Exercise material:
>> start

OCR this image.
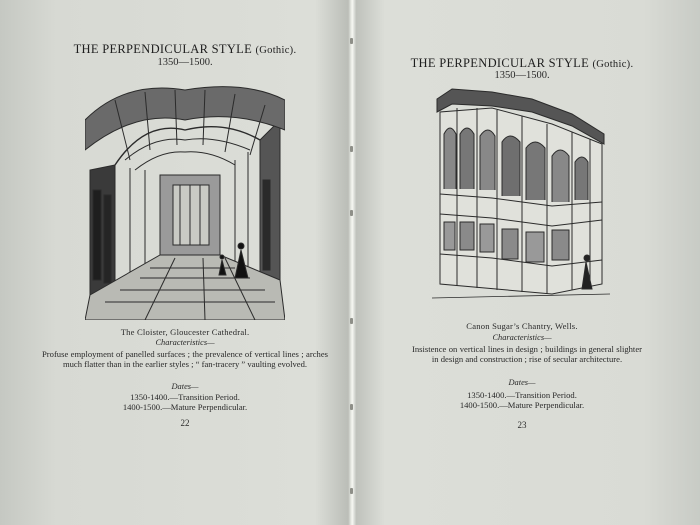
THE PERPENDICULAR STYLE (Gothic).
1350—1500.
The Cloister, Gloucester Cathedral.
Characteristics—
Profuse employment of panelled surfaces ; the prevalence of vertical lines ; arches much flatter than in the earlier styles ; “ fan-tracery ” vaulting evolved.
Dates—
1350-1400.—Transition Period.
1400-1500.—Mature Perpendicular.
22
THE PERPENDICULAR STYLE (Gothic).
1350—1500.
Canon Sugar’s Chantry, Wells.
Characteristics—
Insistence on vertical lines in design ; buildings in general slighter in design and construction ; rise of secular architecture.
Dates—
1350-1400.—Transition Period.
1400-1500.—Mature Perpendicular.
23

>> end

Work required: Skip every picture and transcribe the data above exactly.

Completed exercise:
OCR this image.
THE PERPENDICULAR STYLE (Gothic).
1350—1500.
The Cloister, Gloucester Cathedral.
Characteristics—
Profuse employment of panelled surfaces ; the prevalence of vertical lines ; arches much flatter than in the earlier styles ; “ fan-tracery ” vaulting evolved.
Dates—
1350-1400.—Transition Period.
1400-1500.—Mature Perpendicular.
22
THE PERPENDICULAR STYLE (Gothic).
1350—1500.
Canon Sugar’s Chantry, Wells.
Characteristics—
Insistence on vertical lines in design ; buildings in general slighter in design and construction ; rise of secular architecture.
Dates—
1350-1400.—Transition Period.
1400-1500.—Mature Perpendicular.
23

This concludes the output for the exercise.